=== Challenge ===
Reproduce all of the data below without alteration; exclude every picture.

Stored entries
▬▬▬▬▬▬▬▬▬▬

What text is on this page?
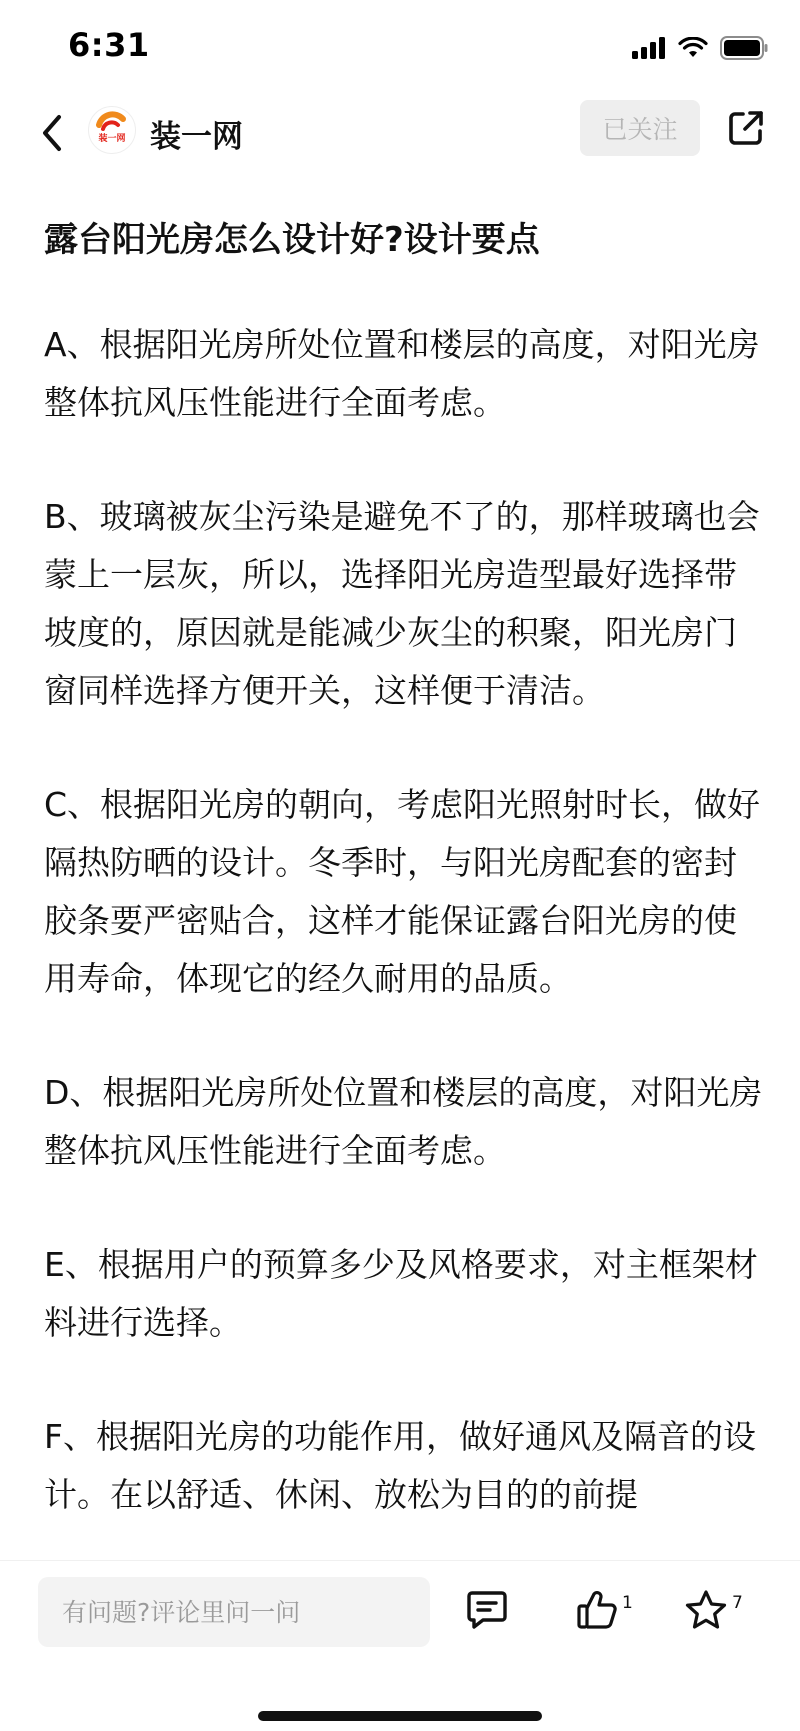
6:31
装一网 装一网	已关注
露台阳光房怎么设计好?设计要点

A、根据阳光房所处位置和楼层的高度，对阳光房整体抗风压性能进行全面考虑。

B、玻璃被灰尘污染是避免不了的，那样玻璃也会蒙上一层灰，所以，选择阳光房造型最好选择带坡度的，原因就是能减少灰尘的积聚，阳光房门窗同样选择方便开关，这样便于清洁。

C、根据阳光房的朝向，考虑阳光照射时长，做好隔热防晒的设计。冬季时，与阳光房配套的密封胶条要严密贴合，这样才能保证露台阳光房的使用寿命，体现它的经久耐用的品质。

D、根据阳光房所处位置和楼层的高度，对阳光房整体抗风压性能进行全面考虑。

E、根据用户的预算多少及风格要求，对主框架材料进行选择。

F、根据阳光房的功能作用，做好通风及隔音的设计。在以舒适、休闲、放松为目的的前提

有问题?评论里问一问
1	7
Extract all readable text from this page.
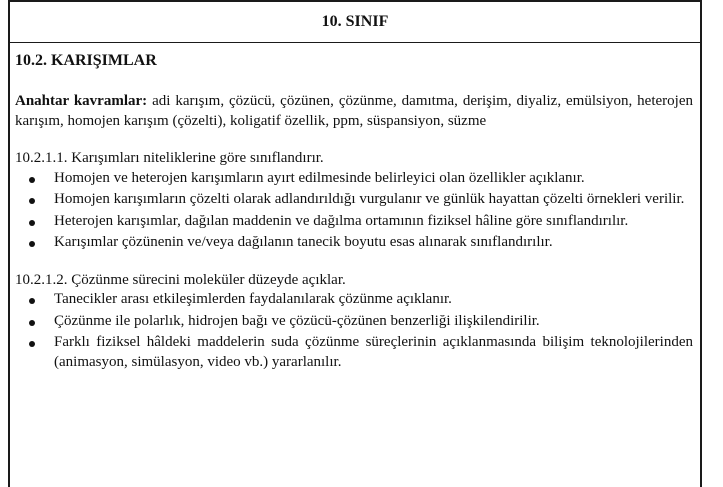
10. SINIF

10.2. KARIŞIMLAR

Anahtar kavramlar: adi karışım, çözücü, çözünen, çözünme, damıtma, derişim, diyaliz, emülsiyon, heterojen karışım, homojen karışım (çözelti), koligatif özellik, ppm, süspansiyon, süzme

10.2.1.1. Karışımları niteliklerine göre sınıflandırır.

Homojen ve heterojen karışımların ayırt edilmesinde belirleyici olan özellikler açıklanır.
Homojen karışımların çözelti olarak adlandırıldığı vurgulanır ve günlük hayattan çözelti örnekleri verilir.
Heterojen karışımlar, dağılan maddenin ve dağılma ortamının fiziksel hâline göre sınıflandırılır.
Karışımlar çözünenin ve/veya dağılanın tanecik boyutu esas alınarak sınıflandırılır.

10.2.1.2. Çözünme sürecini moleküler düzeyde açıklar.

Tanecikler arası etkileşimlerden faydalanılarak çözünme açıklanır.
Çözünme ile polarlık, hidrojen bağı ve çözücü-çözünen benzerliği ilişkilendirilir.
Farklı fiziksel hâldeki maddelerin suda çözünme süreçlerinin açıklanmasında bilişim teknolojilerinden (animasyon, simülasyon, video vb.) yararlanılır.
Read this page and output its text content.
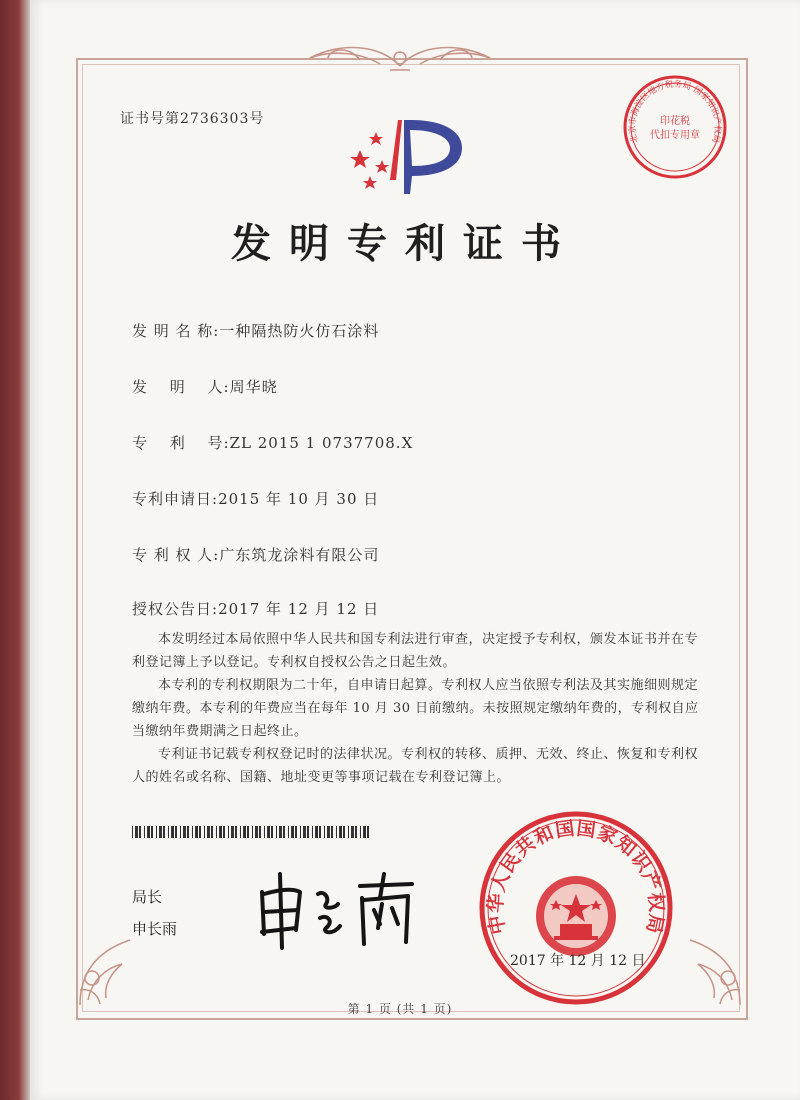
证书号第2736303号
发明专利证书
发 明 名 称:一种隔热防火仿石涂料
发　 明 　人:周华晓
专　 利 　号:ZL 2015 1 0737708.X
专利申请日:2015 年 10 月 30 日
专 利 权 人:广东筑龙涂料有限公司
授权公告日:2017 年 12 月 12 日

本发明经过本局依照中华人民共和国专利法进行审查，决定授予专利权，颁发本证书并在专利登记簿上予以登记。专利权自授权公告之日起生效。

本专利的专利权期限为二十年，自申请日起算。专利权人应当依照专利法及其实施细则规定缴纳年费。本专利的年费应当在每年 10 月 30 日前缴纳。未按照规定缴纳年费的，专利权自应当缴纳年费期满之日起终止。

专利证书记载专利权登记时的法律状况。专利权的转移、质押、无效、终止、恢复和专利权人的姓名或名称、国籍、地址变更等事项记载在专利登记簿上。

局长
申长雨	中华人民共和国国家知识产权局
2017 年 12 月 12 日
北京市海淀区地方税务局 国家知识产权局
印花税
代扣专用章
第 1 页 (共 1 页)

▬▬▬▬▬▬▬▬▬▬

=== Task response ===
What text is on this page?
6:31
装一网 装一网	已关注
露台阳光房怎么设计好?设计要点

A、根据阳光房所处位置和楼层的高度，对阳光房整体抗风压性能进行全面考虑。

B、玻璃被灰尘污染是避免不了的，那样玻璃也会蒙上一层灰，所以，选择阳光房造型最好选择带坡度的，原因就是能减少灰尘的积聚，阳光房门窗同样选择方便开关，这样便于清洁。

C、根据阳光房的朝向，考虑阳光照射时长，做好隔热防晒的设计。冬季时，与阳光房配套的密封胶条要严密贴合，这样才能保证露台阳光房的使用寿命，体现它的经久耐用的品质。

D、根据阳光房所处位置和楼层的高度，对阳光房整体抗风压性能进行全面考虑。

E、根据用户的预算多少及风格要求，对主框架材料进行选择。

F、根据阳光房的功能作用，做好通风及隔音的设计。在以舒适、休闲、放松为目的的前提

有问题?评论里问一问
1	7
Extract all readable text from this page.
10. SINIF

10.2. KARIŞIMLAR

Anahtar kavramlar: adi karışım, çözücü, çözünen, çözünme, damıtma, derişim, diyaliz, emülsiyon, heterojen karışım, homojen karışım (çözelti), koligatif özellik, ppm, süspansiyon, süzme

10.2.1.1. Karışımları niteliklerine göre sınıflandırır.

Homojen ve heterojen karışımların ayırt edilmesinde belirleyici olan özellikler açıklanır.
Homojen karışımların çözelti olarak adlandırıldığı vurgulanır ve günlük hayattan çözelti örnekleri verilir.
Heterojen karışımlar, dağılan maddenin ve dağılma ortamının fiziksel hâline göre sınıflandırılır.
Karışımlar çözünenin ve/veya dağılanın tanecik boyutu esas alınarak sınıflandırılır.

10.2.1.2. Çözünme sürecini moleküler düzeyde açıklar.

Tanecikler arası etkileşimlerden faydalanılarak çözünme açıklanır.
Çözünme ile polarlık, hidrojen bağı ve çözücü-çözünen benzerliği ilişkilendirilir.
Farklı fiziksel hâldeki maddelerin suda çözünme süreçlerinin açıklanmasında bilişim teknolojilerinden (animasyon, simülasyon, video vb.) yararlanılır.
Read this page and output its text content.
证书号第2736303号
发明专利证书
发 明 名 称:一种隔热防火仿石涂料
发　 明 　人:周华晓
专　 利 　号:ZL 2015 1 0737708.X
专利申请日:2015 年 10 月 30 日
专 利 权 人:广东筑龙涂料有限公司
授权公告日:2017 年 12 月 12 日

本发明经过本局依照中华人民共和国专利法进行审查，决定授予专利权，颁发本证书并在专利登记簿上予以登记。专利权自授权公告之日起生效。

本专利的专利权期限为二十年，自申请日起算。专利权人应当依照专利法及其实施细则规定缴纳年费。本专利的年费应当在每年 10 月 30 日前缴纳。未按照规定缴纳年费的，专利权自应当缴纳年费期满之日起终止。

专利证书记载专利权登记时的法律状况。专利权的转移、质押、无效、终止、恢复和专利权人的姓名或名称、国籍、地址变更等事项记载在专利登记簿上。

局长
申长雨	中华人民共和国国家知识产权局
2017 年 12 月 12 日
北京市海淀区地方税务局 国家知识产权局
印花税
代扣专用章
第 1 页 (共 1 页)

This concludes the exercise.